* [Written instruction] Set down all of the entries word for word, omitting the images they contain.

(Chart and figure data)
• • •
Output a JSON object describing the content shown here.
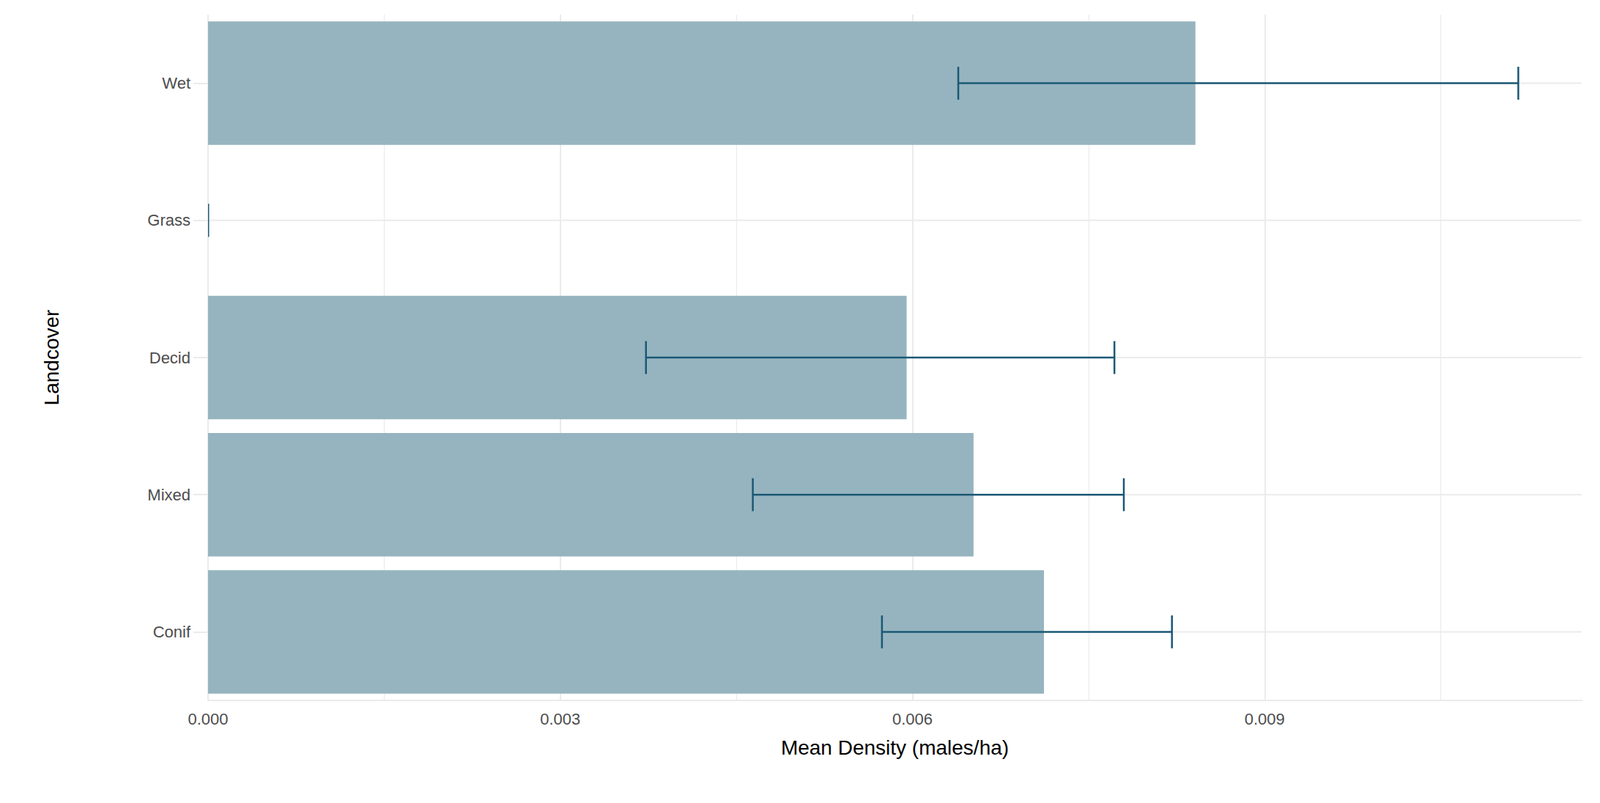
{
  "chart_data": {
    "type": "bar",
    "orientation": "horizontal",
    "x_label": "Mean Density (males/ha)",
    "y_label": "Landcover",
    "categories": [
      "Conif",
      "Mixed",
      "Decid",
      "Grass",
      "Wet"
    ],
    "values": [
      0.00712,
      0.00652,
      0.00595,
      0,
      0.00841
    ],
    "error_low": [
      0.00574,
      0.00464,
      0.00373,
      0,
      0.00639
    ],
    "error_high": [
      0.00821,
      0.0078,
      0.00772,
      0,
      0.01116
    ],
    "color": "#96b4bf",
    "error_color": "#1a5874",
    "xlim": [
      0,
      0.0117
    ],
    "xticks": [
      {
        "value": 0,
        "label": "0.000"
      },
      {
        "value": 0.003,
        "label": "0.003"
      },
      {
        "value": 0.006,
        "label": "0.006"
      },
      {
        "value": 0.009,
        "label": "0.009"
      }
    ],
    "grid": true
  }
}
• • •
* [In response]
Output a JSON object describing the content shown here.
{
  "chart_data": {
    "type": "bar",
    "orientation": "horizontal",
    "x_label": "Mean Density (males/ha)",
    "y_label": "Landcover",
    "categories": [
      "Conif",
      "Mixed",
      "Decid",
      "Grass",
      "Wet"
    ],
    "values": [
      0.00712,
      0.00652,
      0.00595,
      0,
      0.00841
    ],
    "error_low": [
      0.00574,
      0.00464,
      0.00373,
      0,
      0.00639
    ],
    "error_high": [
      0.00821,
      0.0078,
      0.00772,
      0,
      0.01116
    ],
    "color": "#96b4bf",
    "error_color": "#1a5874",
    "xlim": [
      0,
      0.0117
    ],
    "xticks": [
      {
        "value": 0,
        "label": "0.000"
      },
      {
        "value": 0.003,
        "label": "0.003"
      },
      {
        "value": 0.006,
        "label": "0.006"
      },
      {
        "value": 0.009,
        "label": "0.009"
      }
    ],
    "grid": true
  }
}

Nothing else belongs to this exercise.